** START Dataset extract **

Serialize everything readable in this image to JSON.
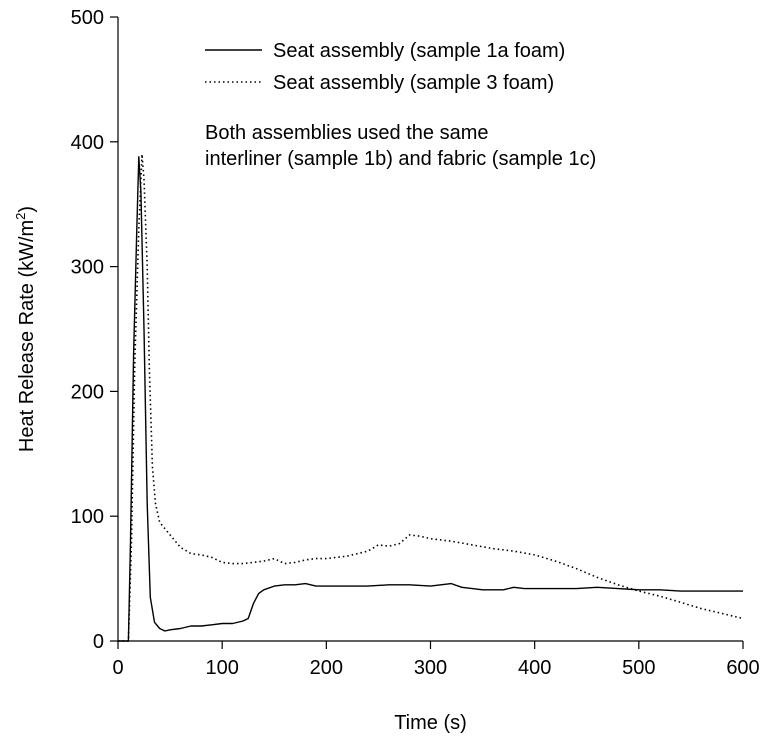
{
  "chart_data": {
    "type": "line",
    "title": "",
    "xlabel": "Time (s)",
    "ylabel_main": "Heat Release Rate (kW/m",
    "ylabel_sup": "2",
    "ylabel_close": ")",
    "xlim": [
      0,
      600
    ],
    "ylim": [
      0,
      500
    ],
    "xticks": [
      0,
      100,
      200,
      300,
      400,
      500,
      600
    ],
    "yticks": [
      0,
      100,
      200,
      300,
      400,
      500
    ],
    "grid": false,
    "legend_position": "top-right",
    "series": [
      {
        "name": "Seat assembly (sample 1a foam)",
        "style": "solid",
        "color": "#000000",
        "x": [
          0,
          5,
          10,
          12,
          15,
          18,
          20,
          22,
          25,
          28,
          31,
          35,
          40,
          45,
          50,
          60,
          70,
          80,
          90,
          100,
          110,
          120,
          125,
          130,
          135,
          140,
          150,
          160,
          170,
          180,
          190,
          200,
          220,
          240,
          260,
          280,
          300,
          310,
          320,
          330,
          340,
          350,
          360,
          370,
          380,
          390,
          400,
          420,
          440,
          460,
          480,
          500,
          520,
          540,
          560,
          580,
          600
        ],
        "y": [
          0,
          0,
          0,
          80,
          230,
          330,
          388,
          360,
          250,
          110,
          35,
          15,
          10,
          8,
          9,
          10,
          12,
          12,
          13,
          14,
          14,
          16,
          18,
          30,
          38,
          41,
          44,
          45,
          45,
          46,
          44,
          44,
          44,
          44,
          45,
          45,
          44,
          45,
          46,
          43,
          42,
          41,
          41,
          41,
          43,
          42,
          42,
          42,
          42,
          43,
          42,
          41,
          41,
          40,
          40,
          40,
          40
        ]
      },
      {
        "name": "Seat assembly (sample 3 foam)",
        "style": "dotted",
        "color": "#000000",
        "x": [
          0,
          5,
          10,
          13,
          16,
          20,
          23,
          25,
          28,
          30,
          33,
          36,
          40,
          50,
          60,
          70,
          80,
          90,
          100,
          110,
          120,
          130,
          140,
          150,
          160,
          170,
          180,
          190,
          200,
          220,
          240,
          250,
          260,
          270,
          280,
          290,
          300,
          320,
          340,
          360,
          380,
          400,
          420,
          440,
          460,
          480,
          500,
          520,
          540,
          560,
          580,
          600
        ],
        "y": [
          0,
          0,
          0,
          80,
          220,
          330,
          390,
          370,
          300,
          220,
          140,
          110,
          95,
          85,
          75,
          70,
          69,
          67,
          63,
          62,
          62,
          63,
          64,
          66,
          62,
          63,
          65,
          66,
          66,
          68,
          72,
          77,
          76,
          78,
          85,
          84,
          82,
          80,
          77,
          74,
          72,
          69,
          64,
          58,
          51,
          45,
          40,
          36,
          31,
          26,
          22,
          18
        ]
      }
    ],
    "annotation_lines": [
      "Both assemblies used the same",
      "interliner (sample 1b) and fabric (sample 1c)"
    ]
  }
}
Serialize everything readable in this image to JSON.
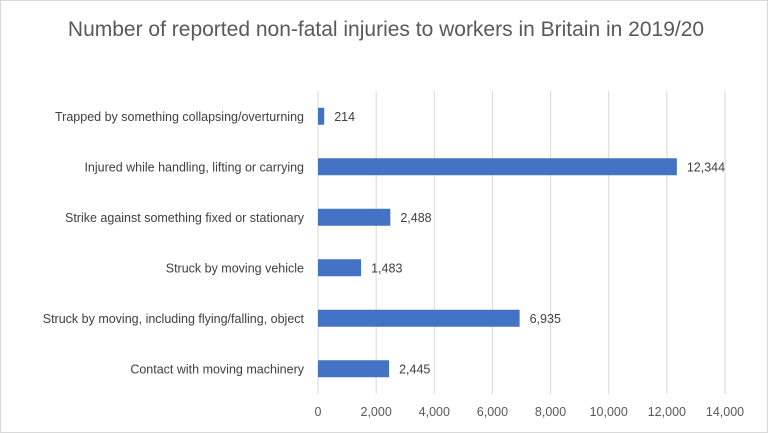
{
  "chart_data": {
    "type": "bar",
    "orientation": "horizontal",
    "title": "Number of reported non-fatal injuries to workers in Britain in 2019/20",
    "xlabel": "",
    "ylabel": "",
    "categories": [
      "Trapped by something collapsing/overturning",
      "Injured while handling, lifting or carrying",
      "Strike against something fixed or stationary",
      "Struck by moving vehicle",
      "Struck by moving, including flying/falling, object",
      "Contact with moving machinery"
    ],
    "values": [
      214,
      12344,
      2488,
      1483,
      6935,
      2445
    ],
    "value_labels": [
      "214",
      "12,344",
      "2,488",
      "1,483",
      "6,935",
      "2,445"
    ],
    "xlim": [
      0,
      14000
    ],
    "xticks": [
      0,
      2000,
      4000,
      6000,
      8000,
      10000,
      12000,
      14000
    ],
    "xtick_labels": [
      "0",
      "2,000",
      "4,000",
      "6,000",
      "8,000",
      "10,000",
      "12,000",
      "14,000"
    ],
    "grid": "vertical",
    "legend": "none",
    "bar_color": "#4472c4",
    "grid_color": "#d9d9d9"
  }
}
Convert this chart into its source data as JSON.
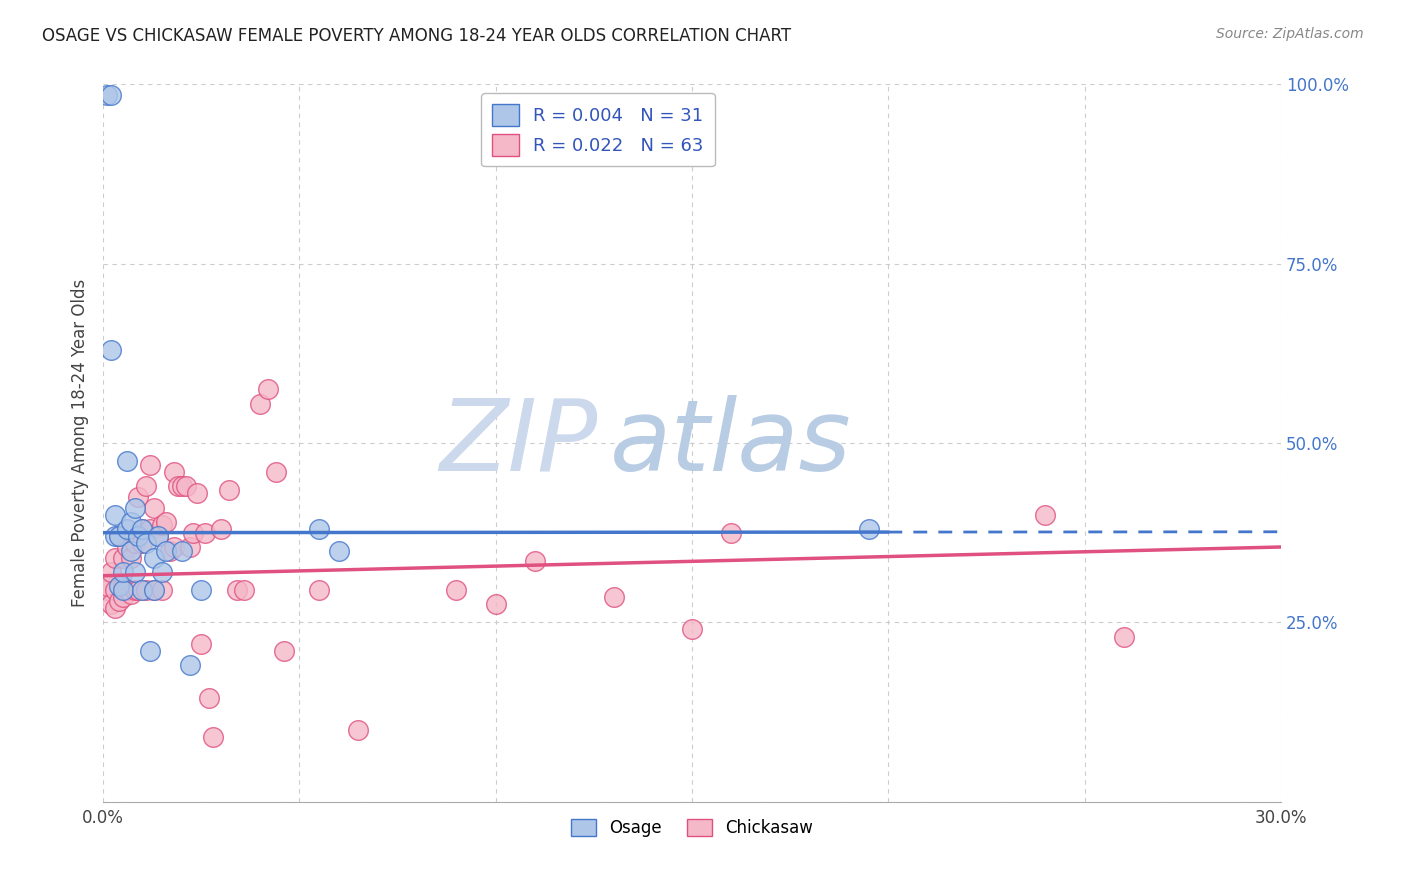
{
  "title": "OSAGE VS CHICKASAW FEMALE POVERTY AMONG 18-24 YEAR OLDS CORRELATION CHART",
  "source": "Source: ZipAtlas.com",
  "ylabel": "Female Poverty Among 18-24 Year Olds",
  "xlim": [
    0.0,
    0.3
  ],
  "ylim": [
    0.0,
    1.0
  ],
  "xticks": [
    0.0,
    0.05,
    0.1,
    0.15,
    0.2,
    0.25,
    0.3
  ],
  "xticklabels": [
    "0.0%",
    "",
    "",
    "",
    "",
    "",
    "30.0%"
  ],
  "yticks_right": [
    0.0,
    0.25,
    0.5,
    0.75,
    1.0
  ],
  "ytick_right_labels": [
    "",
    "25.0%",
    "50.0%",
    "75.0%",
    "100.0%"
  ],
  "legend_r1": "R = 0.004",
  "legend_n1": "N = 31",
  "legend_r2": "R = 0.022",
  "legend_n2": "N = 63",
  "label_osage": "Osage",
  "label_chickasaw": "Chickasaw",
  "color_osage": "#aec6e8",
  "color_chickasaw": "#f4b8c8",
  "color_line_osage": "#4477cc",
  "color_line_chickasaw": "#e05080",
  "color_legend_text": "#3355bb",
  "watermark_zip": "ZIP",
  "watermark_atlas": "atlas",
  "watermark_color_zip": "#c8d8ee",
  "watermark_color_atlas": "#b8c8e0",
  "background_color": "#ffffff",
  "grid_color": "#cccccc",
  "osage_x": [
    0.001,
    0.002,
    0.002,
    0.003,
    0.003,
    0.004,
    0.004,
    0.005,
    0.005,
    0.006,
    0.006,
    0.007,
    0.007,
    0.008,
    0.008,
    0.009,
    0.01,
    0.01,
    0.011,
    0.012,
    0.013,
    0.013,
    0.014,
    0.015,
    0.016,
    0.02,
    0.022,
    0.025,
    0.055,
    0.06,
    0.195
  ],
  "osage_y": [
    0.985,
    0.985,
    0.63,
    0.4,
    0.37,
    0.37,
    0.3,
    0.295,
    0.32,
    0.475,
    0.38,
    0.39,
    0.35,
    0.32,
    0.41,
    0.37,
    0.295,
    0.38,
    0.36,
    0.21,
    0.295,
    0.34,
    0.37,
    0.32,
    0.35,
    0.35,
    0.19,
    0.295,
    0.38,
    0.35,
    0.38
  ],
  "chickasaw_x": [
    0.001,
    0.001,
    0.002,
    0.002,
    0.003,
    0.003,
    0.003,
    0.004,
    0.004,
    0.005,
    0.005,
    0.005,
    0.006,
    0.006,
    0.007,
    0.007,
    0.008,
    0.008,
    0.009,
    0.009,
    0.01,
    0.01,
    0.011,
    0.011,
    0.012,
    0.012,
    0.013,
    0.013,
    0.014,
    0.015,
    0.015,
    0.016,
    0.017,
    0.018,
    0.018,
    0.019,
    0.02,
    0.021,
    0.022,
    0.023,
    0.024,
    0.025,
    0.026,
    0.027,
    0.028,
    0.03,
    0.032,
    0.034,
    0.036,
    0.04,
    0.042,
    0.044,
    0.046,
    0.055,
    0.065,
    0.09,
    0.1,
    0.11,
    0.13,
    0.15,
    0.16,
    0.24,
    0.26
  ],
  "chickasaw_y": [
    0.295,
    0.3,
    0.275,
    0.32,
    0.27,
    0.295,
    0.34,
    0.28,
    0.37,
    0.285,
    0.3,
    0.34,
    0.295,
    0.355,
    0.29,
    0.34,
    0.295,
    0.36,
    0.295,
    0.425,
    0.36,
    0.38,
    0.295,
    0.44,
    0.38,
    0.47,
    0.295,
    0.41,
    0.37,
    0.295,
    0.385,
    0.39,
    0.35,
    0.355,
    0.46,
    0.44,
    0.44,
    0.44,
    0.355,
    0.375,
    0.43,
    0.22,
    0.375,
    0.145,
    0.09,
    0.38,
    0.435,
    0.295,
    0.295,
    0.555,
    0.575,
    0.46,
    0.21,
    0.295,
    0.1,
    0.295,
    0.275,
    0.335,
    0.285,
    0.24,
    0.375,
    0.4,
    0.23
  ]
}
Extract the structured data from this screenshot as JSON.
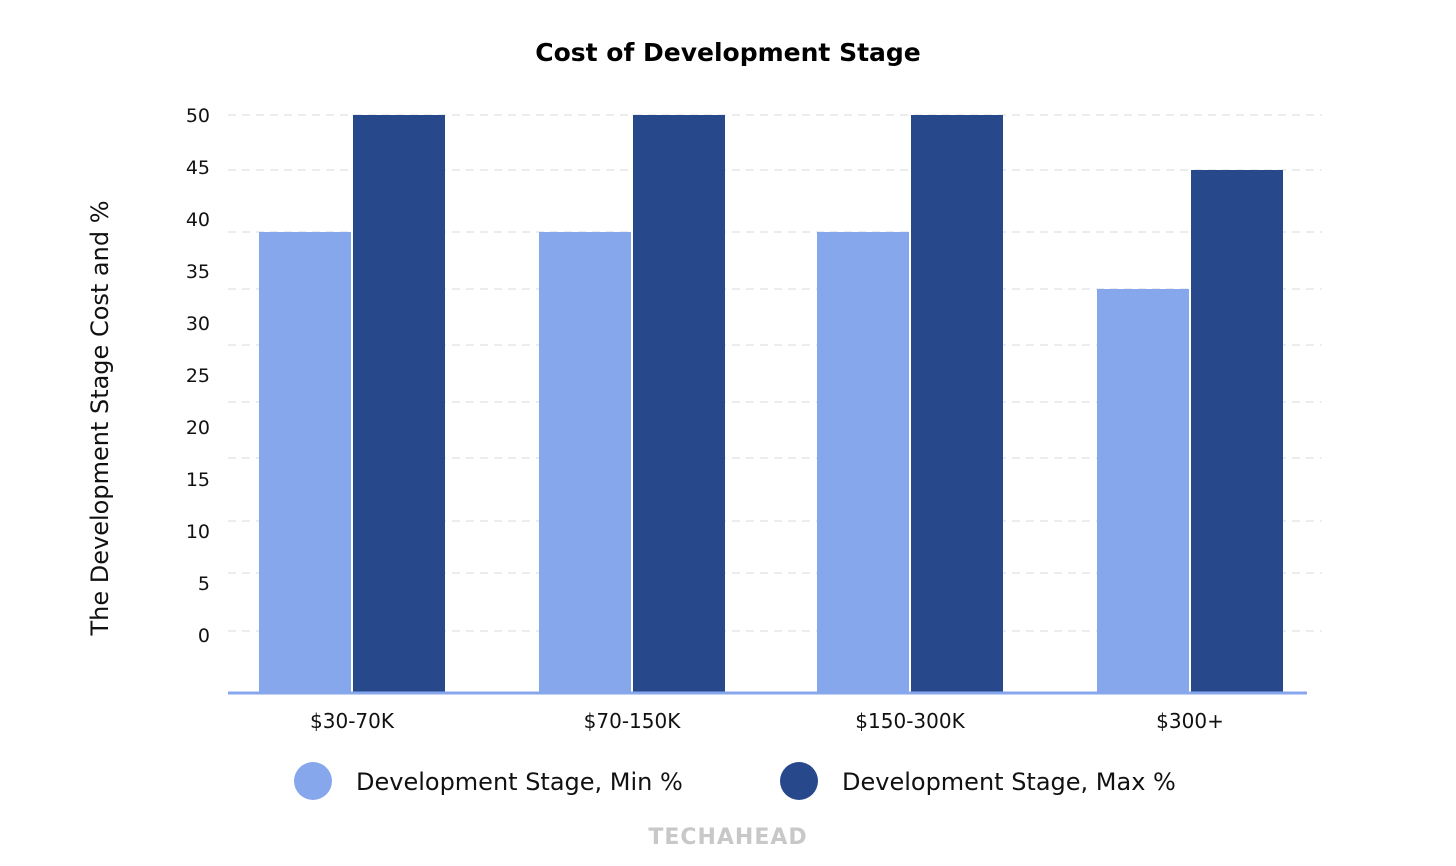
{
  "chart_data": {
    "type": "bar",
    "title": "Cost of Development Stage",
    "xlabel": "",
    "ylabel": "The Development Stage Cost and %",
    "categories": [
      "$30-70K",
      "$70-150K",
      "$150-300K",
      "$300+"
    ],
    "series": [
      {
        "name": "Development Stage, Min %",
        "values": [
          40,
          40,
          40,
          35
        ],
        "color": "#87a7ec"
      },
      {
        "name": "Development Stage, Max %",
        "values": [
          50,
          50,
          50,
          45
        ],
        "color": "#27498c"
      }
    ],
    "yticks": [
      "50",
      "45",
      "40",
      "35",
      "30",
      "25",
      "20",
      "15",
      "10",
      "5",
      "0"
    ],
    "ylim": [
      0,
      50
    ],
    "grid": true,
    "legend_position": "bottom"
  },
  "watermark": "TECHAHEAD"
}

** END Dataset extract **

To do:
Each line in the data that holds the string "Development" should be found and copied.

Result:
    "title": "Cost of Development Stage",
    "ylabel": "The Development Stage Cost and %",
        "name": "Development Stage, Min %",
        "name": "Development Stage, Max %",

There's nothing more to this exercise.